REQUIRED WORK: Copy out all of the material exactly.

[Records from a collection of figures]
::::::::

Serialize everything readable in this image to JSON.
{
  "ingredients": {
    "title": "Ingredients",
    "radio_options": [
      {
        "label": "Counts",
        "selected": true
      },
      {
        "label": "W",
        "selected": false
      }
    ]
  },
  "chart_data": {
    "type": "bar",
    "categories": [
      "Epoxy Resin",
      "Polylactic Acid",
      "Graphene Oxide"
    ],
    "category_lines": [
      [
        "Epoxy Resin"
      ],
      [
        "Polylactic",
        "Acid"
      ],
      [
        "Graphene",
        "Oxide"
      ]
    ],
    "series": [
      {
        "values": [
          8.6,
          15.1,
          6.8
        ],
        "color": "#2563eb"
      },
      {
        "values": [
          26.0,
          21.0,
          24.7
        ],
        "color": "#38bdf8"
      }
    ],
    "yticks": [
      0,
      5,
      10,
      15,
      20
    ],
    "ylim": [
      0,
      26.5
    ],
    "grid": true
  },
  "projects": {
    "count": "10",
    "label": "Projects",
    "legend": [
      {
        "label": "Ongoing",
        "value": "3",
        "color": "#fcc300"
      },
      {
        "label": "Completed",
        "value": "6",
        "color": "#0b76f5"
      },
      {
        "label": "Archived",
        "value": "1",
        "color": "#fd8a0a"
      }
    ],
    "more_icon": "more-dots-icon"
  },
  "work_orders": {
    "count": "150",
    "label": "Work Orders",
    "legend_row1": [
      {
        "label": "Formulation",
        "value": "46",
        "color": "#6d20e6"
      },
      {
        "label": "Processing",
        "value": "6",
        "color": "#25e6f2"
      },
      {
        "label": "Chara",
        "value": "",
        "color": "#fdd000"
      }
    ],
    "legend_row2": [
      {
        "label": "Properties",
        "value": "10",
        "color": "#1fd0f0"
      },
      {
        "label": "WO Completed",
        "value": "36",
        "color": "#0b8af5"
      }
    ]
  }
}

::::::::

PROBLEM SOLUTION:
Serialize everything readable in this image to JSON.
{
  "ingredients": {
    "title": "Ingredients",
    "radio_options": [
      {
        "label": "Counts",
        "selected": true
      },
      {
        "label": "W",
        "selected": false
      }
    ]
  },
  "chart_data": {
    "type": "bar",
    "categories": [
      "Epoxy Resin",
      "Polylactic Acid",
      "Graphene Oxide"
    ],
    "category_lines": [
      [
        "Epoxy Resin"
      ],
      [
        "Polylactic",
        "Acid"
      ],
      [
        "Graphene",
        "Oxide"
      ]
    ],
    "series": [
      {
        "values": [
          8.6,
          15.1,
          6.8
        ],
        "color": "#2563eb"
      },
      {
        "values": [
          26.0,
          21.0,
          24.7
        ],
        "color": "#38bdf8"
      }
    ],
    "yticks": [
      0,
      5,
      10,
      15,
      20
    ],
    "ylim": [
      0,
      26.5
    ],
    "grid": true
  },
  "projects": {
    "count": "10",
    "label": "Projects",
    "legend": [
      {
        "label": "Ongoing",
        "value": "3",
        "color": "#fcc300"
      },
      {
        "label": "Completed",
        "value": "6",
        "color": "#0b76f5"
      },
      {
        "label": "Archived",
        "value": "1",
        "color": "#fd8a0a"
      }
    ],
    "more_icon": "more-dots-icon"
  },
  "work_orders": {
    "count": "150",
    "label": "Work Orders",
    "legend_row1": [
      {
        "label": "Formulation",
        "value": "46",
        "color": "#6d20e6"
      },
      {
        "label": "Processing",
        "value": "6",
        "color": "#25e6f2"
      },
      {
        "label": "Chara",
        "value": "",
        "color": "#fdd000"
      }
    ],
    "legend_row2": [
      {
        "label": "Properties",
        "value": "10",
        "color": "#1fd0f0"
      },
      {
        "label": "WO Completed",
        "value": "36",
        "color": "#0b8af5"
      }
    ]
  }
}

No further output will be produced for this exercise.